— Start of EXERCISE INPUT —
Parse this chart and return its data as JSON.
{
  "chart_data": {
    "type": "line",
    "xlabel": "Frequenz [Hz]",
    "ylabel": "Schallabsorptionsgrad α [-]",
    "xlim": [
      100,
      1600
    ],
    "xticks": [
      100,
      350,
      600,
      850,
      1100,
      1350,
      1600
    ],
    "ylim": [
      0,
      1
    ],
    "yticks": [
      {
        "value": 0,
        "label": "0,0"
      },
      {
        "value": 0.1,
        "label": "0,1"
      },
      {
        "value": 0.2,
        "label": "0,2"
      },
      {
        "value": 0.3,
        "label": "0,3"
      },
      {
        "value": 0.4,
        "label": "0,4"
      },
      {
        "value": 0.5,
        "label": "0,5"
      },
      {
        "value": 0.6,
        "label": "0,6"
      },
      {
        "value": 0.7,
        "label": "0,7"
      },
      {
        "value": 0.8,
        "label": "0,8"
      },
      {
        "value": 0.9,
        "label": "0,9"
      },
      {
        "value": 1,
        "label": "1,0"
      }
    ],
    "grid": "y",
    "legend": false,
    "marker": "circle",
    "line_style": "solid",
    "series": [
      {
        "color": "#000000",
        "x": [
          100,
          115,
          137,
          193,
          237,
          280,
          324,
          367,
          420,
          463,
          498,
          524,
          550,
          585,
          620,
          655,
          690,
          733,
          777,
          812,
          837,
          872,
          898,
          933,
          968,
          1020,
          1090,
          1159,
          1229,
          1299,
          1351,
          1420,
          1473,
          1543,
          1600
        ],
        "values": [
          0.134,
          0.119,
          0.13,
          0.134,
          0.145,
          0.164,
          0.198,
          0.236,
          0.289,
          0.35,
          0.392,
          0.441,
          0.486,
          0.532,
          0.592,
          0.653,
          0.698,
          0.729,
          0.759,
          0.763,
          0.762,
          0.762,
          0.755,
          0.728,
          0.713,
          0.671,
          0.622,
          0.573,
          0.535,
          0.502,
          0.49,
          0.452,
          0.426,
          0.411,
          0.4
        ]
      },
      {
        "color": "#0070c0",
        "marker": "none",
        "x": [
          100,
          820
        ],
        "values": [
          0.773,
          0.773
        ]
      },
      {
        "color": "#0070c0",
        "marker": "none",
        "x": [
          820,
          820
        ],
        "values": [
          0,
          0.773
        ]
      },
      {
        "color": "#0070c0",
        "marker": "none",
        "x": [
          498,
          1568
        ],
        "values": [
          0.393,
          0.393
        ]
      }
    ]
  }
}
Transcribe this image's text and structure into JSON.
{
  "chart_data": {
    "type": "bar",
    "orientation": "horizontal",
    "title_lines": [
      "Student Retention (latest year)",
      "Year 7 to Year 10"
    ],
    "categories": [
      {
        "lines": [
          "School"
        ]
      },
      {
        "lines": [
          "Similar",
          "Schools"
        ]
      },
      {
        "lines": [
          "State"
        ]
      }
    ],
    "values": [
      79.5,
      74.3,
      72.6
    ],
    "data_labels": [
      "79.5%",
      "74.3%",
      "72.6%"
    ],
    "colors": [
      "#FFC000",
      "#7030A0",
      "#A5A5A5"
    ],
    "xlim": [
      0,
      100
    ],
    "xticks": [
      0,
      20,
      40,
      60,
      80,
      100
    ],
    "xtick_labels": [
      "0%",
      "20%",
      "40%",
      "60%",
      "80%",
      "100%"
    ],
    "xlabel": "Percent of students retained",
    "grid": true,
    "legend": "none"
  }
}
— End of EXERCISE INPUT —
— PROBLEM DESCRIPTION —
Pull out all lines containing "JSON".

— SOLVED EXERCISE —
Parse this chart and return its data as JSON.
Transcribe this image's text and structure into JSON.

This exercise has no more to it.